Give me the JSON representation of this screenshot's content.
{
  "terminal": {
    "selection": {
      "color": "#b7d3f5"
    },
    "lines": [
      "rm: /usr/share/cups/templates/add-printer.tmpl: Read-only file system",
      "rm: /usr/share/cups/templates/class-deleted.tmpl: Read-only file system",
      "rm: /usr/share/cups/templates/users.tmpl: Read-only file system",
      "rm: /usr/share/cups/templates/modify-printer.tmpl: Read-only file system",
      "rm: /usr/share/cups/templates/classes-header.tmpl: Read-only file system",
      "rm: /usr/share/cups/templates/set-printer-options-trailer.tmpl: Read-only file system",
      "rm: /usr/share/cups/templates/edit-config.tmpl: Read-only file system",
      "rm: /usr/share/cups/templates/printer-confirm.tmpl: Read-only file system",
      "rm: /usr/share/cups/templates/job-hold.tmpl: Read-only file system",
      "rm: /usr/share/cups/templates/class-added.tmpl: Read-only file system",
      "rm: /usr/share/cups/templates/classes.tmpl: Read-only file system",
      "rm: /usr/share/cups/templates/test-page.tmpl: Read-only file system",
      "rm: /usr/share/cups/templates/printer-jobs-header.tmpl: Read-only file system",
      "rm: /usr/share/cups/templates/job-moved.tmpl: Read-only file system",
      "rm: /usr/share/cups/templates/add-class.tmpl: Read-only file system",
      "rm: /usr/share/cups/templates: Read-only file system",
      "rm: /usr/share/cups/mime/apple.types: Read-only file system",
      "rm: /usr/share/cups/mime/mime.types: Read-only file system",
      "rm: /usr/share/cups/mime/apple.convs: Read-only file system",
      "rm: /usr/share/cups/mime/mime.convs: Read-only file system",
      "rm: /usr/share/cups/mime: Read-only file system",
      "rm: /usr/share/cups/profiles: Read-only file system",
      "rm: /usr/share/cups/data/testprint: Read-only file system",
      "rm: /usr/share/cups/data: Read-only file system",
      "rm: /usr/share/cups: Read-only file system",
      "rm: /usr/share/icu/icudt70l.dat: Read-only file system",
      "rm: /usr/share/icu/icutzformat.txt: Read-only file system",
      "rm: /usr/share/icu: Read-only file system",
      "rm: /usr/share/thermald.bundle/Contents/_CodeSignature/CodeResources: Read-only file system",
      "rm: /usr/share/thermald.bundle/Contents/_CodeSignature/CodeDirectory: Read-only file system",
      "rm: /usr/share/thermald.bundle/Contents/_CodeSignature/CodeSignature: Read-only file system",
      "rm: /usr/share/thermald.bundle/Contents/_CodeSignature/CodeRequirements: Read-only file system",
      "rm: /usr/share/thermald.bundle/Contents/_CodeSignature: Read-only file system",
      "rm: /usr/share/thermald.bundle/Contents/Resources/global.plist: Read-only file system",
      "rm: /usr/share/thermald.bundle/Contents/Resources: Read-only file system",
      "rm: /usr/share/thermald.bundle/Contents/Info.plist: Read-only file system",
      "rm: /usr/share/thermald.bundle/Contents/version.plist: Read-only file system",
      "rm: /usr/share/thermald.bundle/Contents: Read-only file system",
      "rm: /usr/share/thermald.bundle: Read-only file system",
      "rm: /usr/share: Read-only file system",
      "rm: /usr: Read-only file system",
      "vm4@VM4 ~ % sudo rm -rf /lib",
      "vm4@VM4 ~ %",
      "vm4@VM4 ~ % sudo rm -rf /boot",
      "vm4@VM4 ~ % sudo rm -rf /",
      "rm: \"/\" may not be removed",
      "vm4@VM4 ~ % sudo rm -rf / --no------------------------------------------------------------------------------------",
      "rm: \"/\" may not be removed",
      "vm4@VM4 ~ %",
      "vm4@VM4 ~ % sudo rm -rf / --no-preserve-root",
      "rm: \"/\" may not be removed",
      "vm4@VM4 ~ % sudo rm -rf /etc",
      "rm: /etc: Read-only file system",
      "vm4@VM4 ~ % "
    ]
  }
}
____
▶ **Given exercise**: In the listing, find each line with the string "mime" and copy it.

▶ **Written answer**:
      "rm: /usr/share/cups/mime/apple.types: Read-only file system",
      "rm: /usr/share/cups/mime/mime.types: Read-only file system",
      "rm: /usr/share/cups/mime/apple.convs: Read-only file system",
      "rm: /usr/share/cups/mime/mime.convs: Read-only file system",
      "rm: /usr/share/cups/mime: Read-only file system",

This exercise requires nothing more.